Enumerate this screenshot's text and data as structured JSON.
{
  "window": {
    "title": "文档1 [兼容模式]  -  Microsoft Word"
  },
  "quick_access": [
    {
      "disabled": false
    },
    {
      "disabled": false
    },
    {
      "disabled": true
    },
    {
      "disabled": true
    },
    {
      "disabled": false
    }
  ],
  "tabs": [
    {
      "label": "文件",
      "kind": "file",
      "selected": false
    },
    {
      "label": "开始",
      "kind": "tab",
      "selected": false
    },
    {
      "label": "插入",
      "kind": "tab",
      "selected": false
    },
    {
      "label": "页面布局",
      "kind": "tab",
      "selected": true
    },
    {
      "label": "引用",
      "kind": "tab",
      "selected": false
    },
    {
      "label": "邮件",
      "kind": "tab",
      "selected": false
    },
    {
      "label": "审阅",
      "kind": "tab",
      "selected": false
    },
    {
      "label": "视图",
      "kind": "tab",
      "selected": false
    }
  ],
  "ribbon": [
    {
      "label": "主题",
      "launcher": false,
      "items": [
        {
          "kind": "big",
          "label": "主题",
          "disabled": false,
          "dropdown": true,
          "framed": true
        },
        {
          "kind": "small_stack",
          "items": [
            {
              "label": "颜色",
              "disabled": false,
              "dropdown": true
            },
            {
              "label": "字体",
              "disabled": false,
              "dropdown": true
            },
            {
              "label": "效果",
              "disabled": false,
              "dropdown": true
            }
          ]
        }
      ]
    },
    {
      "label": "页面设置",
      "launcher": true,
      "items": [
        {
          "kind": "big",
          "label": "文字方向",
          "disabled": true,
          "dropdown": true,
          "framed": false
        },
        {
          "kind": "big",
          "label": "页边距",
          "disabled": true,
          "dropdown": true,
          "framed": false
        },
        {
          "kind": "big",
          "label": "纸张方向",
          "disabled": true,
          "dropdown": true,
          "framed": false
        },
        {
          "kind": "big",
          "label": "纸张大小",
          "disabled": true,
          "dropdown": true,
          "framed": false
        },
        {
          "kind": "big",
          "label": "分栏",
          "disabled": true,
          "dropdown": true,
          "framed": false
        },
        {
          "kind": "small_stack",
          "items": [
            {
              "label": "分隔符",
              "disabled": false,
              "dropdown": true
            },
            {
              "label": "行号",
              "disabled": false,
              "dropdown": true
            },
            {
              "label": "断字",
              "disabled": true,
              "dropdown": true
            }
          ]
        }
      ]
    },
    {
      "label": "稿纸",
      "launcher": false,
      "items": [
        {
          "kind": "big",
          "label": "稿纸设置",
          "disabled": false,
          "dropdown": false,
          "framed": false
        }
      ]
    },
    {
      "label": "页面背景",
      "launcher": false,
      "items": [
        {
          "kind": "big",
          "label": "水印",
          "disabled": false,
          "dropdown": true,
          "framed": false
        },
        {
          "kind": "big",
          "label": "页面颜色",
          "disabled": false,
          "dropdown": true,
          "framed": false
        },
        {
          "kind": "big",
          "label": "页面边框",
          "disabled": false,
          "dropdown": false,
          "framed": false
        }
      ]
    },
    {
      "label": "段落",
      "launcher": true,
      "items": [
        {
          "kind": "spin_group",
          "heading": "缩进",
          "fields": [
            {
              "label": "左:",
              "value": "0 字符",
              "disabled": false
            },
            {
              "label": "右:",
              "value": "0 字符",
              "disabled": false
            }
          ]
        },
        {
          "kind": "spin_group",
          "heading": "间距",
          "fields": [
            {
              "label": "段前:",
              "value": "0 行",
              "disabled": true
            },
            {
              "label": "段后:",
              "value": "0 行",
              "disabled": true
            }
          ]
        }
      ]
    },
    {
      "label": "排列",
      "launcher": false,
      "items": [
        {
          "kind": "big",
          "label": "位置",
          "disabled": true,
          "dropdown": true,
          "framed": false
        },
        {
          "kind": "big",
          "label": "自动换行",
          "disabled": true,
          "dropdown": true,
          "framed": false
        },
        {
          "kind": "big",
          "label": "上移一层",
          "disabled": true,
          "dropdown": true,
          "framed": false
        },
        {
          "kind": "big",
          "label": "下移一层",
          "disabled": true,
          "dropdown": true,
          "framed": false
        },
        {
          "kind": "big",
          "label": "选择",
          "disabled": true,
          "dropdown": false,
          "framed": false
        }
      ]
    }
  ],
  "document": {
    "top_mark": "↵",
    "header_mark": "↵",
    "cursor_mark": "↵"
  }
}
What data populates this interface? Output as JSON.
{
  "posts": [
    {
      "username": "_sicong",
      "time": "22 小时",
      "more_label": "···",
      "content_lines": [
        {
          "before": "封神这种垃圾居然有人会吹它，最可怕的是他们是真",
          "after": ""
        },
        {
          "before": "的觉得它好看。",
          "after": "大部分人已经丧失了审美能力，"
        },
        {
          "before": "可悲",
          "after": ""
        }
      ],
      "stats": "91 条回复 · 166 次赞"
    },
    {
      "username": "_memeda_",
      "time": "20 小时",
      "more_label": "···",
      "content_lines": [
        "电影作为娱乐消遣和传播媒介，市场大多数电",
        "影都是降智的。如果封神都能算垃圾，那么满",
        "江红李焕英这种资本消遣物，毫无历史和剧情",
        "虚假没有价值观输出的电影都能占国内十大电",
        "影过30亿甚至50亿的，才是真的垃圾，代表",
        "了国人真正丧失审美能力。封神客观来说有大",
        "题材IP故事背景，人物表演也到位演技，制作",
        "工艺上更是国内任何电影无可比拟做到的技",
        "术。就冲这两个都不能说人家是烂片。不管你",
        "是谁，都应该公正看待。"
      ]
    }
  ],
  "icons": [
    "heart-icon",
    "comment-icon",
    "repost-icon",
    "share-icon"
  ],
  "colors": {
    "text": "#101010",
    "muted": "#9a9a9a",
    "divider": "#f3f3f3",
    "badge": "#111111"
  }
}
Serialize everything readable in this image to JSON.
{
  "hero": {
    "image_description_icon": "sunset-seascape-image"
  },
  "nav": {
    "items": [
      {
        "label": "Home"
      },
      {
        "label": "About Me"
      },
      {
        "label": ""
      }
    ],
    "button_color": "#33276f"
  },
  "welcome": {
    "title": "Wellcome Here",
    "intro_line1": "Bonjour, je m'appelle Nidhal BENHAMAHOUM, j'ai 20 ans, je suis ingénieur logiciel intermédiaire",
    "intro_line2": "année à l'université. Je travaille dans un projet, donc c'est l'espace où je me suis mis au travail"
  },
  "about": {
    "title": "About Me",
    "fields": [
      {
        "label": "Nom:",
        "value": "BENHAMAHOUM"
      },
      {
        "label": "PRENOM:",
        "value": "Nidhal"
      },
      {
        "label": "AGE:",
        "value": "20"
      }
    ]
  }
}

※ ※ ※

Return all the data exactly as given.

_ANSWER_.
Enumerate this screenshot's text and data as structured JSON.
{
  "window": {
    "title": "文档1 [兼容模式]  -  Microsoft Word"
  },
  "quick_access": [
    {
      "disabled": false
    },
    {
      "disabled": false
    },
    {
      "disabled": true
    },
    {
      "disabled": true
    },
    {
      "disabled": false
    }
  ],
  "tabs": [
    {
      "label": "文件",
      "kind": "file",
      "selected": false
    },
    {
      "label": "开始",
      "kind": "tab",
      "selected": false
    },
    {
      "label": "插入",
      "kind": "tab",
      "selected": false
    },
    {
      "label": "页面布局",
      "kind": "tab",
      "selected": true
    },
    {
      "label": "引用",
      "kind": "tab",
      "selected": false
    },
    {
      "label": "邮件",
      "kind": "tab",
      "selected": false
    },
    {
      "label": "审阅",
      "kind": "tab",
      "selected": false
    },
    {
      "label": "视图",
      "kind": "tab",
      "selected": false
    }
  ],
  "ribbon": [
    {
      "label": "主题",
      "launcher": false,
      "items": [
        {
          "kind": "big",
          "label": "主题",
          "disabled": false,
          "dropdown": true,
          "framed": true
        },
        {
          "kind": "small_stack",
          "items": [
            {
              "label": "颜色",
              "disabled": false,
              "dropdown": true
            },
            {
              "label": "字体",
              "disabled": false,
              "dropdown": true
            },
            {
              "label": "效果",
              "disabled": false,
              "dropdown": true
            }
          ]
        }
      ]
    },
    {
      "label": "页面设置",
      "launcher": true,
      "items": [
        {
          "kind": "big",
          "label": "文字方向",
          "disabled": true,
          "dropdown": true,
          "framed": false
        },
        {
          "kind": "big",
          "label": "页边距",
          "disabled": true,
          "dropdown": true,
          "framed": false
        },
        {
          "kind": "big",
          "label": "纸张方向",
          "disabled": true,
          "dropdown": true,
          "framed": false
        },
        {
          "kind": "big",
          "label": "纸张大小",
          "disabled": true,
          "dropdown": true,
          "framed": false
        },
        {
          "kind": "big",
          "label": "分栏",
          "disabled": true,
          "dropdown": true,
          "framed": false
        },
        {
          "kind": "small_stack",
          "items": [
            {
              "label": "分隔符",
              "disabled": false,
              "dropdown": true
            },
            {
              "label": "行号",
              "disabled": false,
              "dropdown": true
            },
            {
              "label": "断字",
              "disabled": true,
              "dropdown": true
            }
          ]
        }
      ]
    },
    {
      "label": "稿纸",
      "launcher": false,
      "items": [
        {
          "kind": "big",
          "label": "稿纸设置",
          "disabled": false,
          "dropdown": false,
          "framed": false
        }
      ]
    },
    {
      "label": "页面背景",
      "launcher": false,
      "items": [
        {
          "kind": "big",
          "label": "水印",
          "disabled": false,
          "dropdown": true,
          "framed": false
        },
        {
          "kind": "big",
          "label": "页面颜色",
          "disabled": false,
          "dropdown": true,
          "framed": false
        },
        {
          "kind": "big",
          "label": "页面边框",
          "disabled": false,
          "dropdown": false,
          "framed": false
        }
      ]
    },
    {
      "label": "段落",
      "launcher": true,
      "items": [
        {
          "kind": "spin_group",
          "heading": "缩进",
          "fields": [
            {
              "label": "左:",
              "value": "0 字符",
              "disabled": false
            },
            {
              "label": "右:",
              "value": "0 字符",
              "disabled": false
            }
          ]
        },
        {
          "kind": "spin_group",
          "heading": "间距",
          "fields": [
            {
              "label": "段前:",
              "value": "0 行",
              "disabled": true
            },
            {
              "label": "段后:",
              "value": "0 行",
              "disabled": true
            }
          ]
        }
      ]
    },
    {
      "label": "排列",
      "launcher": false,
      "items": [
        {
          "kind": "big",
          "label": "位置",
          "disabled": true,
          "dropdown": true,
          "framed": false
        },
        {
          "kind": "big",
          "label": "自动换行",
          "disabled": true,
          "dropdown": true,
          "framed": false
        },
        {
          "kind": "big",
          "label": "上移一层",
          "disabled": true,
          "dropdown": true,
          "framed": false
        },
        {
          "kind": "big",
          "label": "下移一层",
          "disabled": true,
          "dropdown": true,
          "framed": false
        },
        {
          "kind": "big",
          "label": "选择",
          "disabled": true,
          "dropdown": false,
          "framed": false
        }
      ]
    }
  ],
  "document": {
    "top_mark": "↵",
    "header_mark": "↵",
    "cursor_mark": "↵"
  }
}
What data populates this interface? Output as JSON.
{
  "posts": [
    {
      "username": "_sicong",
      "time": "22 小时",
      "more_label": "···",
      "content_lines": [
        {
          "before": "封神这种垃圾居然有人会吹它，最可怕的是他们是真",
          "after": ""
        },
        {
          "before": "的觉得它好看。",
          "after": "大部分人已经丧失了审美能力，"
        },
        {
          "before": "可悲",
          "after": ""
        }
      ],
      "stats": "91 条回复 · 166 次赞"
    },
    {
      "username": "_memeda_",
      "time": "20 小时",
      "more_label": "···",
      "content_lines": [
        "电影作为娱乐消遣和传播媒介，市场大多数电",
        "影都是降智的。如果封神都能算垃圾，那么满",
        "江红李焕英这种资本消遣物，毫无历史和剧情",
        "虚假没有价值观输出的电影都能占国内十大电",
        "影过30亿甚至50亿的，才是真的垃圾，代表",
        "了国人真正丧失审美能力。封神客观来说有大",
        "题材IP故事背景，人物表演也到位演技，制作",
        "工艺上更是国内任何电影无可比拟做到的技",
        "术。就冲这两个都不能说人家是烂片。不管你",
        "是谁，都应该公正看待。"
      ]
    }
  ],
  "icons": [
    "heart-icon",
    "comment-icon",
    "repost-icon",
    "share-icon"
  ],
  "colors": {
    "text": "#101010",
    "muted": "#9a9a9a",
    "divider": "#f3f3f3",
    "badge": "#111111"
  }
}
Serialize everything readable in this image to JSON.
{
  "hero": {
    "image_description_icon": "sunset-seascape-image"
  },
  "nav": {
    "items": [
      {
        "label": "Home"
      },
      {
        "label": "About Me"
      },
      {
        "label": ""
      }
    ],
    "button_color": "#33276f"
  },
  "welcome": {
    "title": "Wellcome Here",
    "intro_line1": "Bonjour, je m'appelle Nidhal BENHAMAHOUM, j'ai 20 ans, je suis ingénieur logiciel intermédiaire",
    "intro_line2": "année à l'université. Je travaille dans un projet, donc c'est l'espace où je me suis mis au travail"
  },
  "about": {
    "title": "About Me",
    "fields": [
      {
        "label": "Nom:",
        "value": "BENHAMAHOUM"
      },
      {
        "label": "PRENOM:",
        "value": "Nidhal"
      },
      {
        "label": "AGE:",
        "value": "20"
      }
    ]
  }
}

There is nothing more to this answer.